» **TASK PROMPT**: Using the records provided below, locate and copy each line that contains the word "structured".

■ ■ ■

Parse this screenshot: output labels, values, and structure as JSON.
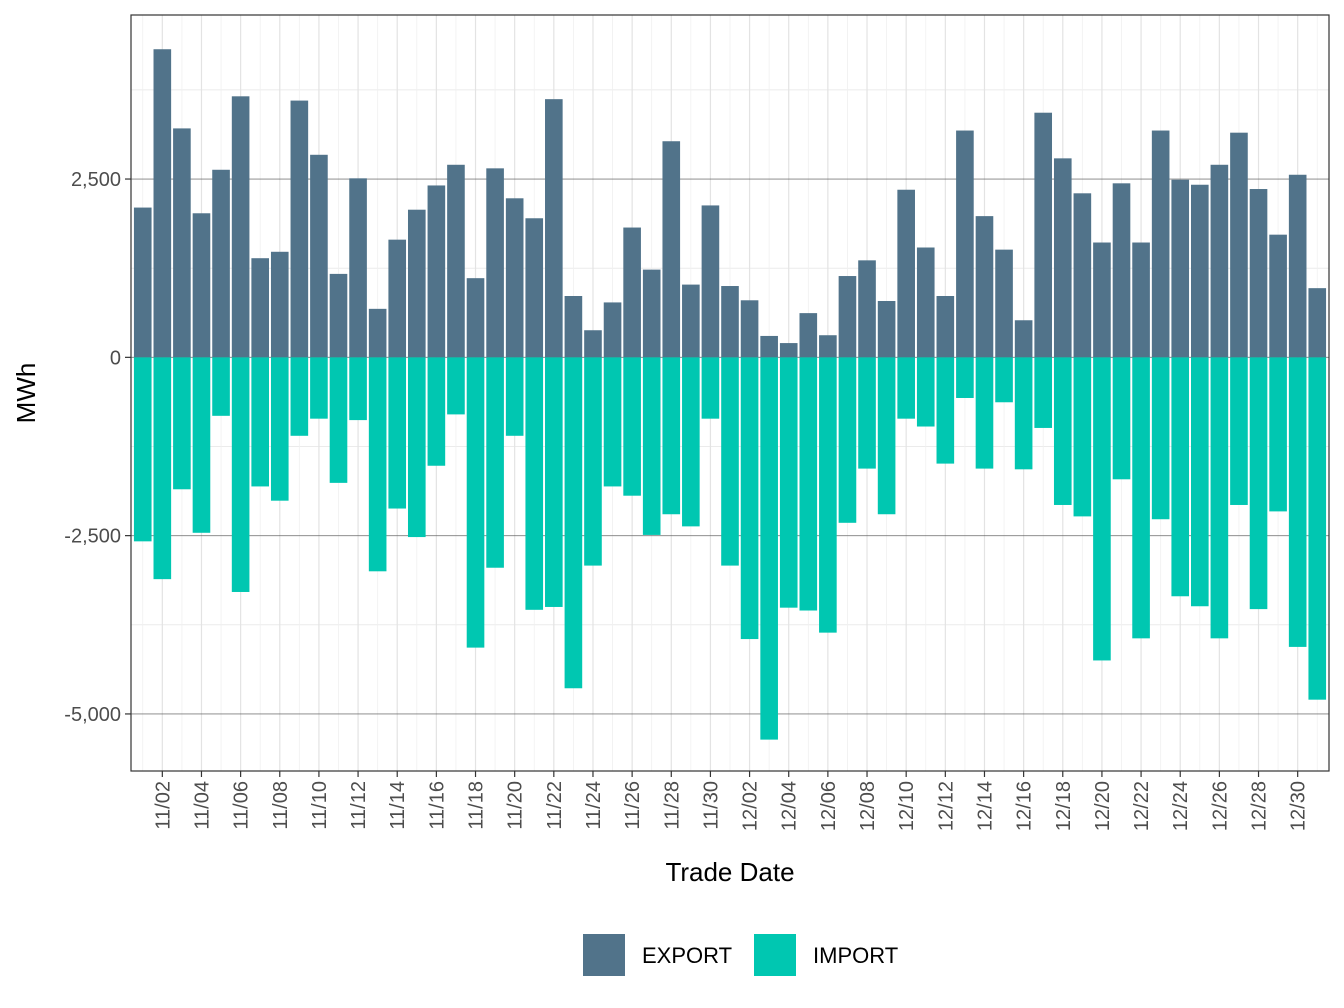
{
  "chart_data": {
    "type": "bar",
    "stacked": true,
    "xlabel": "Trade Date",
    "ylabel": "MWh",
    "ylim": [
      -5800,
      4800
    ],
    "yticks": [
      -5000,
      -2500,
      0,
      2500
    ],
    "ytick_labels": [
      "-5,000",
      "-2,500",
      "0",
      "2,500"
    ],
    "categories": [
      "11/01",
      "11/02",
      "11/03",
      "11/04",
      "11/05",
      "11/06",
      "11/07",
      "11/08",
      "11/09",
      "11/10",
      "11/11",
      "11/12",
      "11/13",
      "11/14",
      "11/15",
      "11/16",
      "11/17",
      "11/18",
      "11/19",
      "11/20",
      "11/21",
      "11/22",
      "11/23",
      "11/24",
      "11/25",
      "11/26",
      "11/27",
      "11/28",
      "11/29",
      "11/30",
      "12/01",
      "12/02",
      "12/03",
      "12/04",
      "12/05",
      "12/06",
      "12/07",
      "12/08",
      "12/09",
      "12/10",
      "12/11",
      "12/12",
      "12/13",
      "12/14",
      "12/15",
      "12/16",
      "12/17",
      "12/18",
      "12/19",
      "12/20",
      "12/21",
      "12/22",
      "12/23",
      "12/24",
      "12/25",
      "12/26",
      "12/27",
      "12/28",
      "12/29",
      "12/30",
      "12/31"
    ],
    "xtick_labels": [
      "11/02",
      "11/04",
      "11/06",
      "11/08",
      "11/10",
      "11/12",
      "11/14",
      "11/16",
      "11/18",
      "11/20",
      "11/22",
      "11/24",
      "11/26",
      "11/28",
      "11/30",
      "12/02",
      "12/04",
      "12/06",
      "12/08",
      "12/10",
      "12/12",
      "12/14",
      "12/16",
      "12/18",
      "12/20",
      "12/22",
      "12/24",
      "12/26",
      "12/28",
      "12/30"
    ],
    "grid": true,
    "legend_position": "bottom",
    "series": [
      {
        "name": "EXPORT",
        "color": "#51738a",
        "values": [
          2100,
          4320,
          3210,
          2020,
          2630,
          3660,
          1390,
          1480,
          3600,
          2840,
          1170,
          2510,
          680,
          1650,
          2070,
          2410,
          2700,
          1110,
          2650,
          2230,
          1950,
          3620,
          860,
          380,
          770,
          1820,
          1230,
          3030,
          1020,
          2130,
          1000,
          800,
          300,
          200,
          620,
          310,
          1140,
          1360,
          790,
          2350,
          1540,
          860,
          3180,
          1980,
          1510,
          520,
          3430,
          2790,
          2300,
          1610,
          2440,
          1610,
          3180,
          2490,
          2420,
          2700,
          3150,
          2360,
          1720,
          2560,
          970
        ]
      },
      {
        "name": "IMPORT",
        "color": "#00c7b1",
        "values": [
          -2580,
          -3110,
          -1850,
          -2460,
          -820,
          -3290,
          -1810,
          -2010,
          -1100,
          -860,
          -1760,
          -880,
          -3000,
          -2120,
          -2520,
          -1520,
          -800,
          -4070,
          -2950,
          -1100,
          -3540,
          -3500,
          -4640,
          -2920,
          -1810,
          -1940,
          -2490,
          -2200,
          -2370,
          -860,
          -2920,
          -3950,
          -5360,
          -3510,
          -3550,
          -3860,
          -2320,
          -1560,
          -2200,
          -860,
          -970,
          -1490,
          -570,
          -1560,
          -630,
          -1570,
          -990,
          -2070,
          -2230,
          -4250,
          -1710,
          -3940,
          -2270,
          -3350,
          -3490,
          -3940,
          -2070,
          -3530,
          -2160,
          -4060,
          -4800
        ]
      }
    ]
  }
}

■ ■ ■

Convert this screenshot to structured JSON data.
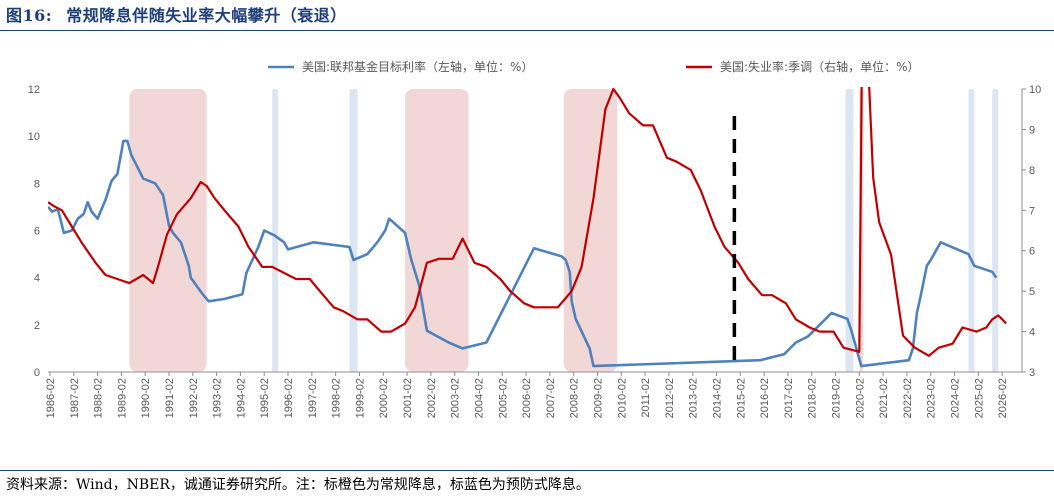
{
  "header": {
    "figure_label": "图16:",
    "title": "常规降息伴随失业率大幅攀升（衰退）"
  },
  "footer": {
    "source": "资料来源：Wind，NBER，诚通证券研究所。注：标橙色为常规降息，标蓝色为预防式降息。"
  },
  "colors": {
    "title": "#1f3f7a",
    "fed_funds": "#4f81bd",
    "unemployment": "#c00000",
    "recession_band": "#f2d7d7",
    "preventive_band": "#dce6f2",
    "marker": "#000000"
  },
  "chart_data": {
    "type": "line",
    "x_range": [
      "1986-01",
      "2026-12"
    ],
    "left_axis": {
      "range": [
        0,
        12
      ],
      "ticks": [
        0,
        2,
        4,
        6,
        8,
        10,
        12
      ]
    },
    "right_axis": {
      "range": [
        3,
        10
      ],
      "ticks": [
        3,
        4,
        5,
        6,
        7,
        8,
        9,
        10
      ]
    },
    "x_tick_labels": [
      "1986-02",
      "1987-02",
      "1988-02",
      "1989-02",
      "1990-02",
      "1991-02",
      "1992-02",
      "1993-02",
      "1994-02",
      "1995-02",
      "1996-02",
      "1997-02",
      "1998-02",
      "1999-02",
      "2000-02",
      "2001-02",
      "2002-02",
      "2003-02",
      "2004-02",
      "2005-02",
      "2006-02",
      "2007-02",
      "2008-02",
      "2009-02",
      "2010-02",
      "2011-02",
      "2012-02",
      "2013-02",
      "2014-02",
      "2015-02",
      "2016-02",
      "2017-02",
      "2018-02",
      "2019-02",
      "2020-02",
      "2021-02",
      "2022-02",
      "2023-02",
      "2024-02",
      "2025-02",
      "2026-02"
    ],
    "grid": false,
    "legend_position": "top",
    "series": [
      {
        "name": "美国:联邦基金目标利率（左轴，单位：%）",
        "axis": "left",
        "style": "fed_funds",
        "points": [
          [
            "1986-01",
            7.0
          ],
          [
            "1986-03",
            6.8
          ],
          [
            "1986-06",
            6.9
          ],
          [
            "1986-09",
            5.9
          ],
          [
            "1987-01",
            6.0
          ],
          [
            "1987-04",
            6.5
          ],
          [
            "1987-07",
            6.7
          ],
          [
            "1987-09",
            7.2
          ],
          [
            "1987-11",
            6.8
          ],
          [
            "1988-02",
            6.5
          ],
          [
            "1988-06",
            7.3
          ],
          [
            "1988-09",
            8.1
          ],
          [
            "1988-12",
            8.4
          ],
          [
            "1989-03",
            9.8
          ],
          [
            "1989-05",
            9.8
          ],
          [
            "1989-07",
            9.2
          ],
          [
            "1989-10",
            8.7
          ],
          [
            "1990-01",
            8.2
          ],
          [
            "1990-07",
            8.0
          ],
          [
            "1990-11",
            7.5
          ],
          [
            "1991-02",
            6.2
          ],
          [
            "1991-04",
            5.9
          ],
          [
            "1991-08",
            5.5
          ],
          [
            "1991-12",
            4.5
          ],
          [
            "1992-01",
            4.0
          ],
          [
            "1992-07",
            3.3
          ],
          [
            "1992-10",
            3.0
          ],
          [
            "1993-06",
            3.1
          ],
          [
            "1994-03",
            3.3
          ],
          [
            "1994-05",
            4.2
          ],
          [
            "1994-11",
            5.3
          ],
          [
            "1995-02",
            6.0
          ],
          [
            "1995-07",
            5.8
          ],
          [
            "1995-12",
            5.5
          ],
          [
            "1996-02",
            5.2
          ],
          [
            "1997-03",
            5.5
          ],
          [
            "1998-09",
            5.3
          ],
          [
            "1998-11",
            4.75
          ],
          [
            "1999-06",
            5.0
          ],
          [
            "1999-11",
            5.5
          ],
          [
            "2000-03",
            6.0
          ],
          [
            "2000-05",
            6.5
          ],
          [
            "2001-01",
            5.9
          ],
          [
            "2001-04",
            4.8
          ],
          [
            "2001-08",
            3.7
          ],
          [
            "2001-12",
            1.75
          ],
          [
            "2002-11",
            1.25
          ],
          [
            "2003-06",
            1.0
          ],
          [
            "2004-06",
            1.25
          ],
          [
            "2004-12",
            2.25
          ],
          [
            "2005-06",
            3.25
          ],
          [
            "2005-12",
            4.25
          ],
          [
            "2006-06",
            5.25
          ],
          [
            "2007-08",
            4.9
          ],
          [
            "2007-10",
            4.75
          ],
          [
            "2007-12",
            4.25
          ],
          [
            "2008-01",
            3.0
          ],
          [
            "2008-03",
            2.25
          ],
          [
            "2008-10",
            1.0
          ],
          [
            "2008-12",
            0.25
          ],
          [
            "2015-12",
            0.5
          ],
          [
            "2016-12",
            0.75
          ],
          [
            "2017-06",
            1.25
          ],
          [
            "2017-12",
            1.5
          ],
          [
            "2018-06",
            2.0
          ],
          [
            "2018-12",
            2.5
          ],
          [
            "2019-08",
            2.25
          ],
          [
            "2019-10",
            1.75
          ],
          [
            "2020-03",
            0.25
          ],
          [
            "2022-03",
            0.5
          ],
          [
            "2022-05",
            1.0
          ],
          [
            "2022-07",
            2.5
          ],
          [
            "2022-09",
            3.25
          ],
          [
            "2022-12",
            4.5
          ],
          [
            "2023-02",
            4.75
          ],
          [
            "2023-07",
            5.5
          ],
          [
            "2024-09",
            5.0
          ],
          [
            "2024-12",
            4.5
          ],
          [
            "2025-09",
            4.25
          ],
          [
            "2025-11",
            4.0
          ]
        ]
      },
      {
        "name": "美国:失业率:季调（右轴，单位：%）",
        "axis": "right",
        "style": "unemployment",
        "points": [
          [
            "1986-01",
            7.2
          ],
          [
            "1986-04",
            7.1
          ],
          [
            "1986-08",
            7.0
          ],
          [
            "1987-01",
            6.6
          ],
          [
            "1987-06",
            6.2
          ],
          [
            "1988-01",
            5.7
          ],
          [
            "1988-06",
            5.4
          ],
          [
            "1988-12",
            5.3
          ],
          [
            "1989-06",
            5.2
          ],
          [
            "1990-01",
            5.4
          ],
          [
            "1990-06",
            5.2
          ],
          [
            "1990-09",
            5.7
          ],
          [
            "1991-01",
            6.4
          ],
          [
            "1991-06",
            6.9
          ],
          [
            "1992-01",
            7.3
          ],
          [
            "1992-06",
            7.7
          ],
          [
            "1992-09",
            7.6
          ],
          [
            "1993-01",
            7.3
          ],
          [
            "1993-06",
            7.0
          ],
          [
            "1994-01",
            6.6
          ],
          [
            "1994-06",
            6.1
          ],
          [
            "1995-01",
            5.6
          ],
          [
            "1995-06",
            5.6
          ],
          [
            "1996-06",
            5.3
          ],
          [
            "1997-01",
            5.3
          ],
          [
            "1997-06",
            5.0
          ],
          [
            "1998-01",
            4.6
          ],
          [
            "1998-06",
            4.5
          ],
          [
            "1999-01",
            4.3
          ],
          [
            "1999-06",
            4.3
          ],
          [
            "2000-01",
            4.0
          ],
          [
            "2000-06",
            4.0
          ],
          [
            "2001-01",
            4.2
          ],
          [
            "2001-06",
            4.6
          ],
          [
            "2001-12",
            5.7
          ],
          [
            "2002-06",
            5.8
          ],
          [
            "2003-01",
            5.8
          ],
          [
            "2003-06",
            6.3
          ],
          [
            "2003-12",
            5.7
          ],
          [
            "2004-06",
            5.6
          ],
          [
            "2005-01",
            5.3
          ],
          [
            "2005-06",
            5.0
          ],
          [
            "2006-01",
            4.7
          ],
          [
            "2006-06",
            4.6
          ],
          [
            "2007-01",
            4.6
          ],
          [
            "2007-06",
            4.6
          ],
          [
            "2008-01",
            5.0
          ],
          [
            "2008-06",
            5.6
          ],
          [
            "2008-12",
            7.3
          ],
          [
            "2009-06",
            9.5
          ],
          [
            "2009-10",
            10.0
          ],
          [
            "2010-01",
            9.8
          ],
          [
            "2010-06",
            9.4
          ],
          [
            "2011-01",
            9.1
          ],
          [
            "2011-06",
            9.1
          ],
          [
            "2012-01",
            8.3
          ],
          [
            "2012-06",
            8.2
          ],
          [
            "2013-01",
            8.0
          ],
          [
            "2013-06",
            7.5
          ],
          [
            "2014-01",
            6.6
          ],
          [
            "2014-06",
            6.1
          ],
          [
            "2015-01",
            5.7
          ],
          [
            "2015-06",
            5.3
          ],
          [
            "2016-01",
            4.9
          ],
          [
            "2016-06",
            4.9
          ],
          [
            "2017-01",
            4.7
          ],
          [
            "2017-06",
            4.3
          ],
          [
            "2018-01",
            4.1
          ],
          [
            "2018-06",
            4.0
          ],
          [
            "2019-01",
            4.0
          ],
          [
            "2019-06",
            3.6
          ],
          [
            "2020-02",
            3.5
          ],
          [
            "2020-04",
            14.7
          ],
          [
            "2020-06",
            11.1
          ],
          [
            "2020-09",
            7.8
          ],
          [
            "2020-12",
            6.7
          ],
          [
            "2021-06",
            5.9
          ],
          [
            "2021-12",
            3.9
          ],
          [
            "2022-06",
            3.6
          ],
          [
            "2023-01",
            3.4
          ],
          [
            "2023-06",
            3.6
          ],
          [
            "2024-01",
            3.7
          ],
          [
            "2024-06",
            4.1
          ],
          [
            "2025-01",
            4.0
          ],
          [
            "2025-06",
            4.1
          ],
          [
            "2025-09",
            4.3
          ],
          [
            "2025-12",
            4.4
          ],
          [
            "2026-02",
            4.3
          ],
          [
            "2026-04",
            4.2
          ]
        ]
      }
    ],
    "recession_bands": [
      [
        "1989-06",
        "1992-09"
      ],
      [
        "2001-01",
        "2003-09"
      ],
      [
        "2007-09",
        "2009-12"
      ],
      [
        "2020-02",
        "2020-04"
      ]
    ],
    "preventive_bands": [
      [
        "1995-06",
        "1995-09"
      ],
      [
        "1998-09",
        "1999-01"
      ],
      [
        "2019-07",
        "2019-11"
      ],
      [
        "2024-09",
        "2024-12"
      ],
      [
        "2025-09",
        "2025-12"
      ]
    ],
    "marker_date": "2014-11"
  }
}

■ ■ ■

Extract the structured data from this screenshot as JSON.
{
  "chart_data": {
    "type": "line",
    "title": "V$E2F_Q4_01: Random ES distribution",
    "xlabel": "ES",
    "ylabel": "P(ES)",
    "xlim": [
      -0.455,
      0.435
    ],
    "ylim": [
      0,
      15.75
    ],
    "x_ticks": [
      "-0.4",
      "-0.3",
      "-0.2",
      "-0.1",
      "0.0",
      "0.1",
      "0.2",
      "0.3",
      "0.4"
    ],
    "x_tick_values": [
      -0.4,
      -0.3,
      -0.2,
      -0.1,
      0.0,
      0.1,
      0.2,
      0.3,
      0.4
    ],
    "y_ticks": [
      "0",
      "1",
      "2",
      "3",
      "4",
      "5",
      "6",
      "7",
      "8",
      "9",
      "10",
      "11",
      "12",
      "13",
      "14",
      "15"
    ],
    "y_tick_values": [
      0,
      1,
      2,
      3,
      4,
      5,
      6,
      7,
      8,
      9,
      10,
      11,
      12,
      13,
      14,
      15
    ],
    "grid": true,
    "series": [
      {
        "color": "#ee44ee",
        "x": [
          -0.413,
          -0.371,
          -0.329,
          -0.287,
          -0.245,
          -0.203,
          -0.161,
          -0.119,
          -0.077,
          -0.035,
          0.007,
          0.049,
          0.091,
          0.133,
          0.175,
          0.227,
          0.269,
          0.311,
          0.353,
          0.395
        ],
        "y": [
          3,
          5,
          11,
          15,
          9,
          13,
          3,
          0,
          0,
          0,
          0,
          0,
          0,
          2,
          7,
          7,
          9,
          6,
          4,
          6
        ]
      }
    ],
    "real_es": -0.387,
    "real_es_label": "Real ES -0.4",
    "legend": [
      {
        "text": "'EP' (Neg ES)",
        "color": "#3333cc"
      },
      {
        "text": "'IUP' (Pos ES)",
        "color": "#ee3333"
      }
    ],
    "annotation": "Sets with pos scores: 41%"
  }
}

■ ■ ■

» **WRITTEN RESPONSE**:
Convert this screenshot to structured JSON data.
Extract the structured data from this screenshot as JSON.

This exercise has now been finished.